** start Data for this task **

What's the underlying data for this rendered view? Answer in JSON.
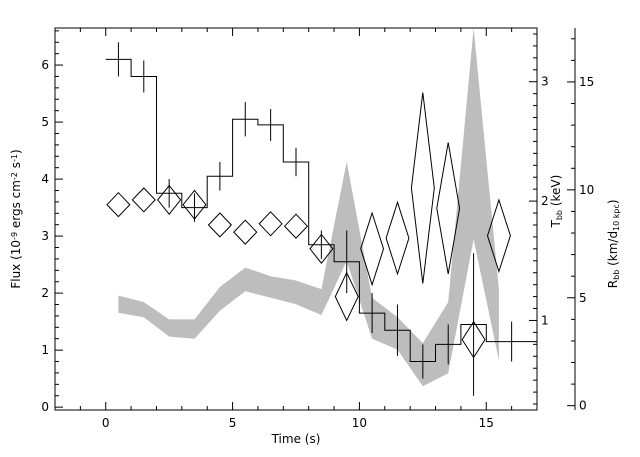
{
  "chart_data": {
    "type": "line",
    "title": "",
    "xlabel": "Time (s)",
    "xlim": [
      -2.0,
      17.0
    ],
    "xticks": [
      0,
      5,
      10,
      15
    ],
    "axes": {
      "flux": {
        "label_parts": [
          "Flux (10",
          "-9",
          " ergs cm",
          "-2",
          " s",
          "-1",
          ")"
        ],
        "ylim": [
          -0.05,
          6.65
        ],
        "ticks": [
          0,
          1,
          2,
          3,
          4,
          5,
          6
        ]
      },
      "tbb": {
        "label_parts": [
          "T",
          "bb",
          " (keV)"
        ],
        "ylim": [
          0.25,
          3.45
        ],
        "ticks": [
          1,
          2,
          3
        ]
      },
      "rbb": {
        "label_parts": [
          "R",
          "bb",
          " (km/d",
          "10 kpc",
          ")"
        ],
        "ylim": [
          -0.2,
          17.5
        ],
        "ticks": [
          0,
          5,
          10,
          15
        ]
      }
    },
    "series": [
      {
        "axis": "flux",
        "style": "histogram",
        "bins": [
          {
            "x0": 0.0,
            "x1": 1.0,
            "y": 6.1,
            "err": 0.3
          },
          {
            "x0": 1.0,
            "x1": 2.0,
            "y": 5.8,
            "err": 0.28
          },
          {
            "x0": 2.0,
            "x1": 3.0,
            "y": 3.75,
            "err": 0.25
          },
          {
            "x0": 3.0,
            "x1": 4.0,
            "y": 3.5,
            "err": 0.25
          },
          {
            "x0": 4.0,
            "x1": 5.0,
            "y": 4.05,
            "err": 0.25
          },
          {
            "x0": 5.0,
            "x1": 6.0,
            "y": 5.05,
            "err": 0.3
          },
          {
            "x0": 6.0,
            "x1": 7.0,
            "y": 4.95,
            "err": 0.28
          },
          {
            "x0": 7.0,
            "x1": 8.0,
            "y": 4.3,
            "err": 0.25
          },
          {
            "x0": 8.0,
            "x1": 9.0,
            "y": 2.85,
            "err": 0.25
          },
          {
            "x0": 9.0,
            "x1": 10.0,
            "y": 2.55,
            "err": 0.55
          },
          {
            "x0": 10.0,
            "x1": 11.0,
            "y": 1.65,
            "err": 0.35
          },
          {
            "x0": 11.0,
            "x1": 12.0,
            "y": 1.35,
            "err": 0.45
          },
          {
            "x0": 12.0,
            "x1": 13.0,
            "y": 0.8,
            "err": 0.3
          },
          {
            "x0": 13.0,
            "x1": 14.0,
            "y": 1.1,
            "err": 0.35
          },
          {
            "x0": 14.0,
            "x1": 15.0,
            "y": 1.45,
            "err": 1.25
          },
          {
            "x0": 15.0,
            "x1": 17.0,
            "y": 1.15,
            "err": 0.35
          }
        ]
      },
      {
        "axis": "tbb",
        "style": "diamond",
        "points": [
          {
            "x": 0.5,
            "y": 1.97,
            "xerr": 0.45,
            "yerr": 0.1
          },
          {
            "x": 1.5,
            "y": 2.01,
            "xerr": 0.45,
            "yerr": 0.1
          },
          {
            "x": 2.5,
            "y": 2.01,
            "xerr": 0.45,
            "yerr": 0.12
          },
          {
            "x": 3.5,
            "y": 1.97,
            "xerr": 0.45,
            "yerr": 0.12
          },
          {
            "x": 4.5,
            "y": 1.8,
            "xerr": 0.45,
            "yerr": 0.1
          },
          {
            "x": 5.5,
            "y": 1.74,
            "xerr": 0.45,
            "yerr": 0.1
          },
          {
            "x": 6.5,
            "y": 1.81,
            "xerr": 0.45,
            "yerr": 0.1
          },
          {
            "x": 7.5,
            "y": 1.79,
            "xerr": 0.45,
            "yerr": 0.1
          },
          {
            "x": 8.5,
            "y": 1.6,
            "xerr": 0.45,
            "yerr": 0.12
          },
          {
            "x": 9.5,
            "y": 1.2,
            "xerr": 0.45,
            "yerr": 0.2
          },
          {
            "x": 10.5,
            "y": 1.6,
            "xerr": 0.45,
            "yerr": 0.3
          },
          {
            "x": 11.5,
            "y": 1.69,
            "xerr": 0.45,
            "yerr": 0.3
          },
          {
            "x": 12.5,
            "y": 2.11,
            "xerr": 0.45,
            "yerr": 0.8
          },
          {
            "x": 13.5,
            "y": 1.94,
            "xerr": 0.45,
            "yerr": 0.55
          },
          {
            "x": 14.5,
            "y": 0.84,
            "xerr": 0.45,
            "yerr": 0.15
          },
          {
            "x": 15.5,
            "y": 1.71,
            "xerr": 0.45,
            "yerr": 0.3
          }
        ]
      },
      {
        "axis": "rbb",
        "style": "band",
        "color": "#bdbdbd",
        "x": [
          0.5,
          1.5,
          2.5,
          3.5,
          4.5,
          5.5,
          6.5,
          7.5,
          8.5,
          9.5,
          10.5,
          11.5,
          12.5,
          13.5,
          14.5,
          15.5
        ],
        "lower": [
          4.3,
          4.1,
          3.2,
          3.1,
          4.4,
          5.3,
          5.0,
          4.7,
          4.2,
          6.7,
          3.1,
          2.6,
          0.9,
          1.5,
          7.7,
          2.1
        ],
        "upper": [
          5.1,
          4.8,
          4.0,
          4.0,
          5.5,
          6.4,
          6.0,
          5.8,
          5.4,
          11.3,
          5.0,
          4.1,
          2.9,
          4.8,
          17.5,
          5.4
        ]
      }
    ]
  }
}
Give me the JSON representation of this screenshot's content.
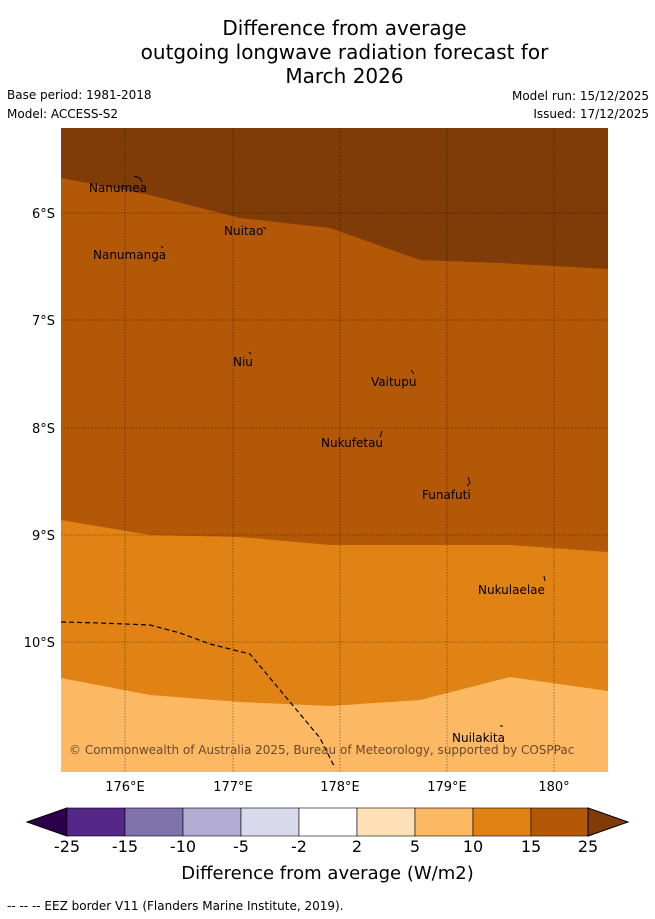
{
  "title": {
    "line1": "Difference from average",
    "line2": "outgoing longwave radiation forecast for",
    "line3": "March 2026"
  },
  "meta": {
    "base_period": "Base period: 1981-2018",
    "model": "Model: ACCESS-S2",
    "model_run": "Model run: 15/12/2025",
    "issued": "Issued: 17/12/2025"
  },
  "map": {
    "lat_labels": [
      "6°S",
      "7°S",
      "8°S",
      "9°S",
      "10°S"
    ],
    "lon_labels": [
      "176°E",
      "177°E",
      "178°E",
      "179°E",
      "180°"
    ],
    "places": [
      "Nanumea",
      "Nuitao",
      "Nanumanga",
      "Niu",
      "Vaitupu",
      "Nukufetau",
      "Funafuti",
      "Nukulaelae",
      "Nuilakita"
    ],
    "copyright": "© Commonwealth of Australia 2025, Bureau of Meteorology, supported by COSPPac",
    "colors": {
      "above_25": "#7f3b08",
      "15_to_25": "#b35806",
      "10_to_15": "#e08214",
      "5_to_10": "#fdb863"
    }
  },
  "colorbar": {
    "title": "Difference from average (W/m2)",
    "ticks": [
      "-25",
      "-15",
      "-10",
      "-5",
      "-2",
      "2",
      "5",
      "10",
      "15",
      "25"
    ],
    "colors": [
      "#2d004b",
      "#542788",
      "#8073ac",
      "#b2abd2",
      "#d8daeb",
      "#ffffff",
      "#fee0b6",
      "#fdb863",
      "#e08214",
      "#b35806",
      "#7f3b08"
    ]
  },
  "footnote": "-- -- -- EEZ border V11 (Flanders Marine Institute, 2019)."
}
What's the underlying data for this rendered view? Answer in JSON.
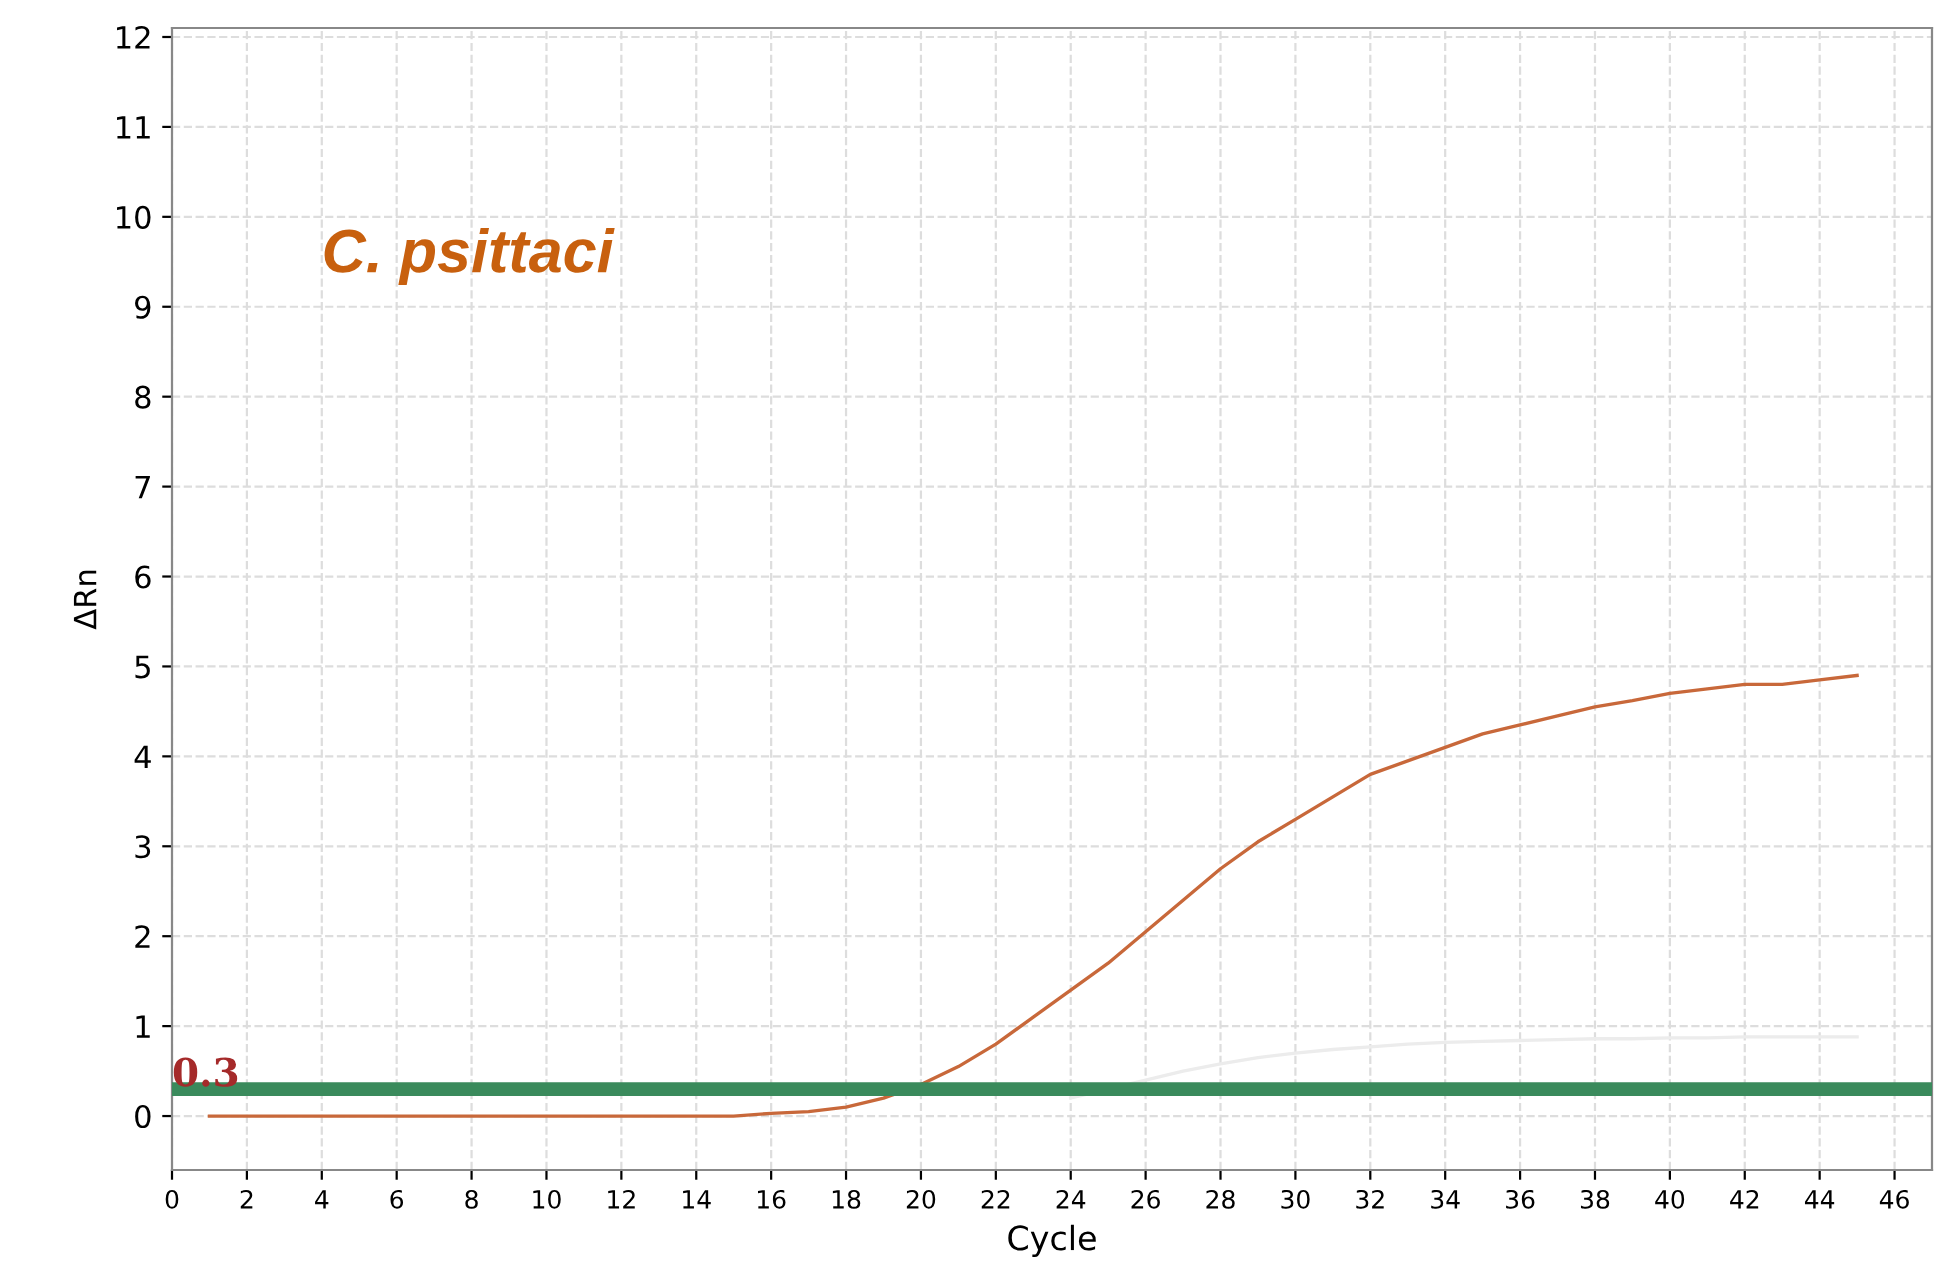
{
  "chart_data": {
    "type": "line",
    "xlabel": "Cycle",
    "ylabel": "ΔRn",
    "x": [
      1,
      2,
      3,
      4,
      5,
      6,
      7,
      8,
      9,
      10,
      11,
      12,
      13,
      14,
      15,
      16,
      17,
      18,
      19,
      20,
      21,
      22,
      23,
      24,
      25,
      26,
      27,
      28,
      29,
      30,
      31,
      32,
      33,
      34,
      35,
      36,
      37,
      38,
      39,
      40,
      41,
      42,
      43,
      44,
      45
    ],
    "series": [
      {
        "color": "#c8683a",
        "values": [
          0,
          0,
          0,
          0,
          0,
          0,
          0,
          0,
          0,
          0,
          0,
          0,
          0,
          0,
          0,
          0.03,
          0.05,
          0.1,
          0.2,
          0.35,
          0.55,
          0.8,
          1.1,
          1.4,
          1.7,
          2.05,
          2.4,
          2.75,
          3.05,
          3.3,
          3.55,
          3.8,
          3.95,
          4.1,
          4.25,
          4.35,
          4.45,
          4.55,
          4.62,
          4.7,
          4.75,
          4.8,
          4.8,
          4.85,
          4.9
        ]
      },
      {
        "color": "#ececec",
        "values": [
          null,
          null,
          null,
          null,
          null,
          null,
          null,
          null,
          null,
          null,
          null,
          null,
          null,
          null,
          null,
          null,
          null,
          null,
          null,
          null,
          null,
          null,
          null,
          0.2,
          0.3,
          0.4,
          0.5,
          0.58,
          0.65,
          0.7,
          0.74,
          0.77,
          0.8,
          0.82,
          0.83,
          0.84,
          0.85,
          0.86,
          0.86,
          0.87,
          0.87,
          0.88,
          0.88,
          0.88,
          0.88
        ]
      }
    ],
    "xlim": [
      0,
      47
    ],
    "ylim": [
      -0.6,
      12.1
    ],
    "xticks": [
      0,
      2,
      4,
      6,
      8,
      10,
      12,
      14,
      16,
      18,
      20,
      22,
      24,
      26,
      28,
      30,
      32,
      34,
      36,
      38,
      40,
      42,
      44,
      46
    ],
    "yticks": [
      0,
      1,
      2,
      3,
      4,
      5,
      6,
      7,
      8,
      9,
      10,
      11,
      12
    ],
    "grid": true,
    "marker": "none",
    "line_style": "solid",
    "legend": false,
    "ref_lines": [
      {
        "axis": "y",
        "value": 0.3,
        "label": "0.3",
        "color": "#3a8a5c"
      }
    ],
    "annotations": [
      "C. psittaci"
    ]
  }
}
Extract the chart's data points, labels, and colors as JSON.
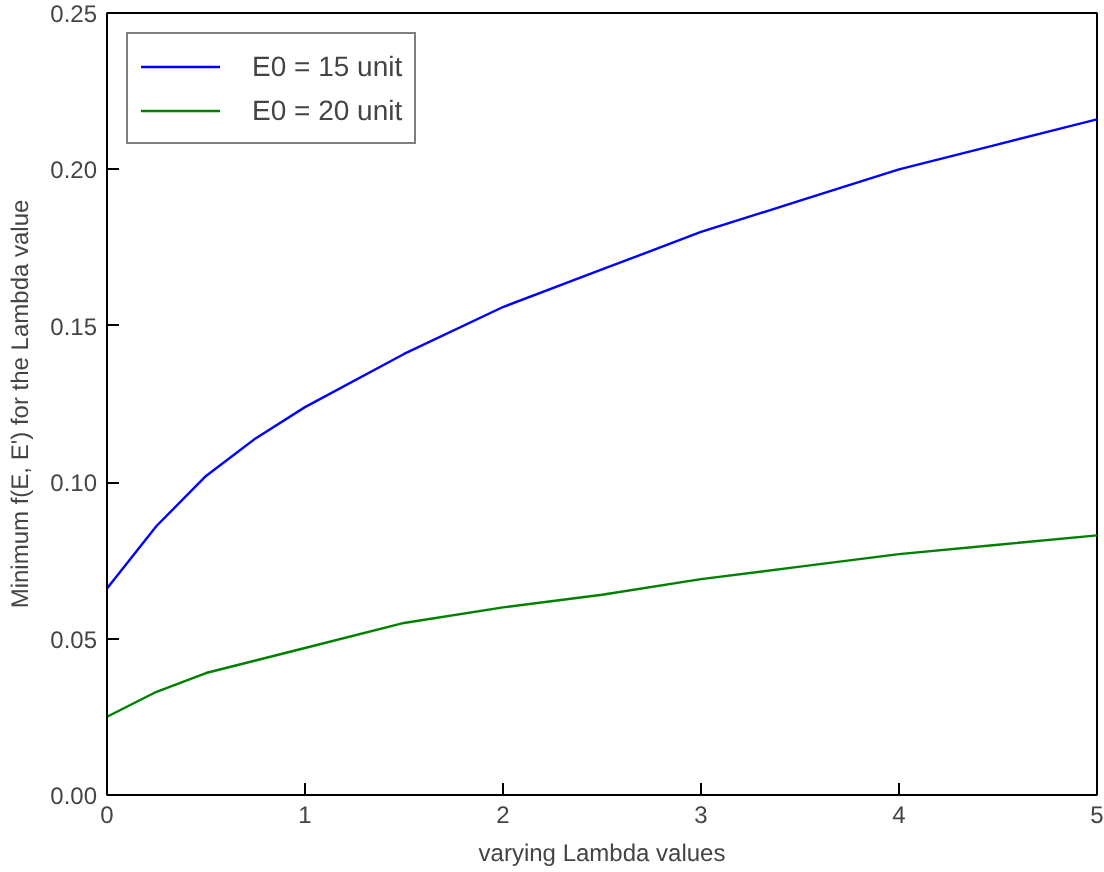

** end Data for this task **

- What is needed
Search the data for "colors". Copy every line that has it.

- Exercise answer
    "colors": {
    "colors": [
Extract the chart's data points, labels, and colors as JSON.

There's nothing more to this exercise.